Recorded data
───

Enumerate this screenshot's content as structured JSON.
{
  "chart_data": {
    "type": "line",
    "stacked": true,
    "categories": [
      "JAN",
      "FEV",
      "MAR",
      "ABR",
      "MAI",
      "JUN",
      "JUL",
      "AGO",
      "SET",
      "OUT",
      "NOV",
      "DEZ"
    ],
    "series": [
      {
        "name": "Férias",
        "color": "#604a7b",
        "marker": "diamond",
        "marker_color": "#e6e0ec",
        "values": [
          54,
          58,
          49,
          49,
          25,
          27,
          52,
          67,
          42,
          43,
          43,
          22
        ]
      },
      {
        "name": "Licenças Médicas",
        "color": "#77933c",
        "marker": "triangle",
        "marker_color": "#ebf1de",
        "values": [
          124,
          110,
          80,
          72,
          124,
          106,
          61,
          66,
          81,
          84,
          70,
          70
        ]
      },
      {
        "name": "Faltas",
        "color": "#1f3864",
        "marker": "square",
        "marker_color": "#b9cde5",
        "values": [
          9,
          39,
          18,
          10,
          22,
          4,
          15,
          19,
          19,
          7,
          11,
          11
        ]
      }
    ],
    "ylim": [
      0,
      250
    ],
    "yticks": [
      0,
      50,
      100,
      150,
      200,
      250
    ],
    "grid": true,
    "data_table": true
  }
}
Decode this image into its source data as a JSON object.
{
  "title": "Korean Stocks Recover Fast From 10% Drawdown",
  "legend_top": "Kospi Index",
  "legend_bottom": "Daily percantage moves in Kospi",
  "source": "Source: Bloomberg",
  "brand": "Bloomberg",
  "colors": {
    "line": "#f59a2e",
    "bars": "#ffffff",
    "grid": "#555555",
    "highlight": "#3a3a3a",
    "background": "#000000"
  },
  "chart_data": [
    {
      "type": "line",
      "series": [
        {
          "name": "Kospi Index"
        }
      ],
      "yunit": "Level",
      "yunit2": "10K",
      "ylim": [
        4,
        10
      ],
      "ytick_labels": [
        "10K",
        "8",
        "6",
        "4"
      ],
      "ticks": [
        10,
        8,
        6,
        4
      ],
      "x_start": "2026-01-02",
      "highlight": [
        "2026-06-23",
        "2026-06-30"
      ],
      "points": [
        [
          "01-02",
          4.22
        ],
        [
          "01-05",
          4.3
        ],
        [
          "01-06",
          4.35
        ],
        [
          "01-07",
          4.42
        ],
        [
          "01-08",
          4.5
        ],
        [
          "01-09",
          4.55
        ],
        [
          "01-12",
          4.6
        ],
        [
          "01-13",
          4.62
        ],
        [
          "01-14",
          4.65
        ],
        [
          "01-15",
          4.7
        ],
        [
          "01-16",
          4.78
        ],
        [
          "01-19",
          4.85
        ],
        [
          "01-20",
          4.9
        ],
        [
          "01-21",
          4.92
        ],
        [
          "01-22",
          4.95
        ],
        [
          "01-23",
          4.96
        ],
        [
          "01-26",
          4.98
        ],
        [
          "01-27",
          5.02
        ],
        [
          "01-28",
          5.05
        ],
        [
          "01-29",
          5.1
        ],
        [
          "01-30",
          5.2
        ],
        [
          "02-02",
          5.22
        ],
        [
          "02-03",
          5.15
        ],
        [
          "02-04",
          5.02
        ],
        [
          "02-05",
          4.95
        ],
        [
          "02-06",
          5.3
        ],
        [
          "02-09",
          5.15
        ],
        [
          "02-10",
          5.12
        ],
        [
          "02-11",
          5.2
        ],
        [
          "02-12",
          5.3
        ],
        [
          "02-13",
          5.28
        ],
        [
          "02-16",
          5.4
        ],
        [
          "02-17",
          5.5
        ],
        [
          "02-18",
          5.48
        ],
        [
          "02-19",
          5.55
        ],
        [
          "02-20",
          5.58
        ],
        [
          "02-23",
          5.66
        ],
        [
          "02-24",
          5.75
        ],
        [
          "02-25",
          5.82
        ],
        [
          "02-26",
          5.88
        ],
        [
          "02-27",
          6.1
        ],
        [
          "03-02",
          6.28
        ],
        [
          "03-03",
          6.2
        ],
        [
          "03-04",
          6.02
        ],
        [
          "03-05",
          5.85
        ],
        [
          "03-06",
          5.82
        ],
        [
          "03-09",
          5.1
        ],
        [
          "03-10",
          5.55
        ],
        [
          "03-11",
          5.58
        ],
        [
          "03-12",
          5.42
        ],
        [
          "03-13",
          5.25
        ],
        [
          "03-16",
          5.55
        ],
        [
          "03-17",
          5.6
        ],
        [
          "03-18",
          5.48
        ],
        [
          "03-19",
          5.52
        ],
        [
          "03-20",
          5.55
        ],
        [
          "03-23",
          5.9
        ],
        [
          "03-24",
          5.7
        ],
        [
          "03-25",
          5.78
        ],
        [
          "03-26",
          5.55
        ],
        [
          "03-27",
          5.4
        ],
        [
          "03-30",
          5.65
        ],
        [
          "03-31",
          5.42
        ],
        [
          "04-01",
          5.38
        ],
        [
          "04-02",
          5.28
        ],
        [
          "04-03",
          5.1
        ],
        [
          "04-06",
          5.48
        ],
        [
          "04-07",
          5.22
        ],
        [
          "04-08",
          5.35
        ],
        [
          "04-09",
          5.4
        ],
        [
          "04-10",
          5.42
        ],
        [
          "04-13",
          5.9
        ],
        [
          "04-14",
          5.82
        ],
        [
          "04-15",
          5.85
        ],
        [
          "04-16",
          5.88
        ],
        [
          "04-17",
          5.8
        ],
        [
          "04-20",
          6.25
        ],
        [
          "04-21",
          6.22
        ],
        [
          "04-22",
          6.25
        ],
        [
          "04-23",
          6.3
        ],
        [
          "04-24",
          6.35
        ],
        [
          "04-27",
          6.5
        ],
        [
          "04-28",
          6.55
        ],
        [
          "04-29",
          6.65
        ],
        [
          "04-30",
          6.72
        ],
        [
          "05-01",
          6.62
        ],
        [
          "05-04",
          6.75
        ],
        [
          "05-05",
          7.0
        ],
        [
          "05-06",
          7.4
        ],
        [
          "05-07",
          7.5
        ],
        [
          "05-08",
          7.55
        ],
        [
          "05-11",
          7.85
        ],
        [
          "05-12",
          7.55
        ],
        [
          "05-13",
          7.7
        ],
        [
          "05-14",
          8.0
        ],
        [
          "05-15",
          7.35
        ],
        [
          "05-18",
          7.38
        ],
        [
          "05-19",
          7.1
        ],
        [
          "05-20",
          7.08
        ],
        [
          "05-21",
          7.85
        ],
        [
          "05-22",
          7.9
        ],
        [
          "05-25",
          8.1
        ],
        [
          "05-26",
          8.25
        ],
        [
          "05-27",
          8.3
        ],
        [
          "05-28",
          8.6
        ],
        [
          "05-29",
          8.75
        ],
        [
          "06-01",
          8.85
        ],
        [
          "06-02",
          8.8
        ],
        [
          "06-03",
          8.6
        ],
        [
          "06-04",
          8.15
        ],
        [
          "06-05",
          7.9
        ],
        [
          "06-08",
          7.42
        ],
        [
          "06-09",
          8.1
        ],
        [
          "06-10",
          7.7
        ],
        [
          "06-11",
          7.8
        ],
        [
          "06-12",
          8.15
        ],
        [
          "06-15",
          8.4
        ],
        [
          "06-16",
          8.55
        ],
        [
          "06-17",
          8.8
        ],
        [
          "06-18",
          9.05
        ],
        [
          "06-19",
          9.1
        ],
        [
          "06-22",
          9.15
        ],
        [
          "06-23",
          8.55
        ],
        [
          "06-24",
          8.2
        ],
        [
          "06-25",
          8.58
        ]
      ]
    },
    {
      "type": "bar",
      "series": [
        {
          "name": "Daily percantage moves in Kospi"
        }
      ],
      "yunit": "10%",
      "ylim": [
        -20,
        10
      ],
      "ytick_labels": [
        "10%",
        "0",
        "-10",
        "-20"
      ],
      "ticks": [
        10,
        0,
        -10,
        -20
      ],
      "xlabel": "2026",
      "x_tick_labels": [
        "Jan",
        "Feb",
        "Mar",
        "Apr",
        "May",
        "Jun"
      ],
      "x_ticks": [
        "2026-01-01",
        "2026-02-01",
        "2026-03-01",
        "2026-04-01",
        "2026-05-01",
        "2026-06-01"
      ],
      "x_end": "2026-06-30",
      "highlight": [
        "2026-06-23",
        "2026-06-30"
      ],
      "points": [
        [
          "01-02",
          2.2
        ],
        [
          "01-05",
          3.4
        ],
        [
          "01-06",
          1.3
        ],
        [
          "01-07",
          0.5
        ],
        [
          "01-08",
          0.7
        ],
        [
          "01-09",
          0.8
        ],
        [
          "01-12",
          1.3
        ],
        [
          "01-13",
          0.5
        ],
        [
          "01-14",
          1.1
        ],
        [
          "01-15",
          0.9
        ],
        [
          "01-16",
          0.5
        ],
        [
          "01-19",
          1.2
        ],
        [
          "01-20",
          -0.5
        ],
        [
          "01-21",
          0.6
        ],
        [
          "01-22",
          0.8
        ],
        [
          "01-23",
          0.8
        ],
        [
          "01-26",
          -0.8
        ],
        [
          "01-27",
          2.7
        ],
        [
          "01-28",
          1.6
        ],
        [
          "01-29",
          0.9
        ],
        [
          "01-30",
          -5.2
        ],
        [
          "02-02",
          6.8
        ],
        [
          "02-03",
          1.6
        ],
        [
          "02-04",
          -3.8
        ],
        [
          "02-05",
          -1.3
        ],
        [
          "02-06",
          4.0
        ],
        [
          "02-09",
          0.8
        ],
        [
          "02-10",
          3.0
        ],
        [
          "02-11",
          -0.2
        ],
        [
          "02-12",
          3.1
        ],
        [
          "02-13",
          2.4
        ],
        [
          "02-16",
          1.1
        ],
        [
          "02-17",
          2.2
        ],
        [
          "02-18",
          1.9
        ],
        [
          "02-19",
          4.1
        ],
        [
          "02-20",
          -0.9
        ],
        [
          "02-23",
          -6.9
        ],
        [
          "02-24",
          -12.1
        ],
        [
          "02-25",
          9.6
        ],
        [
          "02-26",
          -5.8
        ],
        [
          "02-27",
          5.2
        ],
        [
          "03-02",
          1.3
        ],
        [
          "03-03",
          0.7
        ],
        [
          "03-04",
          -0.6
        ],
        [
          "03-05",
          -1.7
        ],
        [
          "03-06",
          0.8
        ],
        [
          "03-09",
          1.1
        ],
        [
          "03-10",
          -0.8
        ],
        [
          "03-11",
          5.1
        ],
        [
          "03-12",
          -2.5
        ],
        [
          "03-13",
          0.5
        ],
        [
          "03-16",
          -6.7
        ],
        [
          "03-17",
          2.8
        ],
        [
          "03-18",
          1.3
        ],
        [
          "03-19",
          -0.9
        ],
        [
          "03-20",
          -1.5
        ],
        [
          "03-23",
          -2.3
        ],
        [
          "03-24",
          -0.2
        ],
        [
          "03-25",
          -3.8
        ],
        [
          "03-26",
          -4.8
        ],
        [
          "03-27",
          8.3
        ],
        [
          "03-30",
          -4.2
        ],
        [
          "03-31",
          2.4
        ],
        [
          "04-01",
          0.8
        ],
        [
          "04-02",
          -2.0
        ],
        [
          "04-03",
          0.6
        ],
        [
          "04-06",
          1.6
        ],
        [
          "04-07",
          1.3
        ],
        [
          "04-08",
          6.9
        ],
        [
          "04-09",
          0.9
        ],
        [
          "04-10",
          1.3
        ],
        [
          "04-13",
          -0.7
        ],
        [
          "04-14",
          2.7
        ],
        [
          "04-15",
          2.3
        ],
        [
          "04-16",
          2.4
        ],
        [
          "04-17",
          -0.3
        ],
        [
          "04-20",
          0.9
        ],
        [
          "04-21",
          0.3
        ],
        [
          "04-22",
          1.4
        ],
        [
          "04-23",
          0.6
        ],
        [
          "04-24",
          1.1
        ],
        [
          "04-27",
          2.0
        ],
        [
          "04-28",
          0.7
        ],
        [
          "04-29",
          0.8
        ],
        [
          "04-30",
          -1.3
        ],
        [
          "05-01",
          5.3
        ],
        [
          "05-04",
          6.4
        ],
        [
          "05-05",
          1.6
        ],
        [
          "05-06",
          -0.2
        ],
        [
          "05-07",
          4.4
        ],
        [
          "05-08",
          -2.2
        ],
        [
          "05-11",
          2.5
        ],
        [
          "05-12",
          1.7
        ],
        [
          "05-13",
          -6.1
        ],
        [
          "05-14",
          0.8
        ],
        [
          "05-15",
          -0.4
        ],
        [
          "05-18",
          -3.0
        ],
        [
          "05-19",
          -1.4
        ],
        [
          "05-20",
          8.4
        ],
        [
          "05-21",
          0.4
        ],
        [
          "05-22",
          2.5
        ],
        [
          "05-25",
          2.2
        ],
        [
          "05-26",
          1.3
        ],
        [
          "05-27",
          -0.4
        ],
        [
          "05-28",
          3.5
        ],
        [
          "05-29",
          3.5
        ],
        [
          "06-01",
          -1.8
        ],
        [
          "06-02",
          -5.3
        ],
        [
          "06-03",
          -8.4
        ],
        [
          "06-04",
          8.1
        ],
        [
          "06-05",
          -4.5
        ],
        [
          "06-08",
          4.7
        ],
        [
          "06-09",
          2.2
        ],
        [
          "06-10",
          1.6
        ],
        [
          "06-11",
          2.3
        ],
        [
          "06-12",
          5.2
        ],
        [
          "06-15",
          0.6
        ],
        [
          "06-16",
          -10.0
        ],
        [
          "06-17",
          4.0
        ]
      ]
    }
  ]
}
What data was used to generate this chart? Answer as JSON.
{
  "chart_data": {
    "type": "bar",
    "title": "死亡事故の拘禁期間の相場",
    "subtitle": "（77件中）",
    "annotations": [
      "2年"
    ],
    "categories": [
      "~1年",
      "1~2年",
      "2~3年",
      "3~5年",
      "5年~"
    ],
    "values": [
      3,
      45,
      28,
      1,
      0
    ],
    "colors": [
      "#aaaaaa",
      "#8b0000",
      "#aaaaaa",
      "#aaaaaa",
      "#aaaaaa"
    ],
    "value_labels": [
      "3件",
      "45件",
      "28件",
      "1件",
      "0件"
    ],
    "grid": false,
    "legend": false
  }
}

───

* _Exercise instructions_
Quote, without any change, each line from the one that contains "What data was" through the end of the material.

* _Result for this task_
What data was used to generate this chart? Answer as JSON.
{
  "chart_data": {
    "type": "bar",
    "title": "死亡事故の拘禁期間の相場",
    "subtitle": "（77件中）",
    "annotations": [
      "2年"
    ],
    "categories": [
      "~1年",
      "1~2年",
      "2~3年",
      "3~5年",
      "5年~"
    ],
    "values": [
      3,
      45,
      28,
      1,
      0
    ],
    "colors": [
      "#aaaaaa",
      "#8b0000",
      "#aaaaaa",
      "#aaaaaa",
      "#aaaaaa"
    ],
    "value_labels": [
      "3件",
      "45件",
      "28件",
      "1件",
      "0件"
    ],
    "grid": false,
    "legend": false
  }
}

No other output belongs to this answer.